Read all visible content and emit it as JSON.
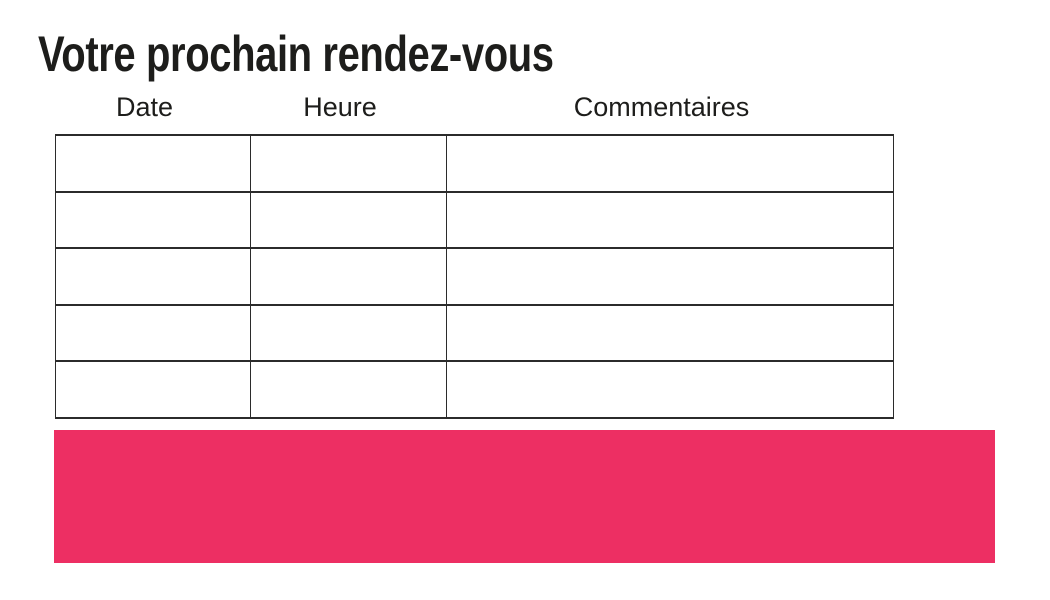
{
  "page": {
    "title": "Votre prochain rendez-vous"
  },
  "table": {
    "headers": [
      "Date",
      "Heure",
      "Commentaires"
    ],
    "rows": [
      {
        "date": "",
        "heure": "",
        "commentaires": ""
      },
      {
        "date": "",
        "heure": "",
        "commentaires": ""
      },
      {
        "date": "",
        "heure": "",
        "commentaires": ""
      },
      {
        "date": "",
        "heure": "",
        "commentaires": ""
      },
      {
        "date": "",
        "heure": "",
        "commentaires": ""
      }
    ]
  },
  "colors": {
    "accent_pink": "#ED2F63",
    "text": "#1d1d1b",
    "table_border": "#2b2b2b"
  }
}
_ _ _ _
WHAT YOU HAVE TO DO: Each entry must be retyped word for word, with every image omitted.

SOLUTION BELOW:
Read all visible content and emit it as JSON.
{
  "page": {
    "title": "Votre prochain rendez-vous"
  },
  "table": {
    "headers": [
      "Date",
      "Heure",
      "Commentaires"
    ],
    "rows": [
      {
        "date": "",
        "heure": "",
        "commentaires": ""
      },
      {
        "date": "",
        "heure": "",
        "commentaires": ""
      },
      {
        "date": "",
        "heure": "",
        "commentaires": ""
      },
      {
        "date": "",
        "heure": "",
        "commentaires": ""
      },
      {
        "date": "",
        "heure": "",
        "commentaires": ""
      }
    ]
  },
  "colors": {
    "accent_pink": "#ED2F63",
    "text": "#1d1d1b",
    "table_border": "#2b2b2b"
  }
}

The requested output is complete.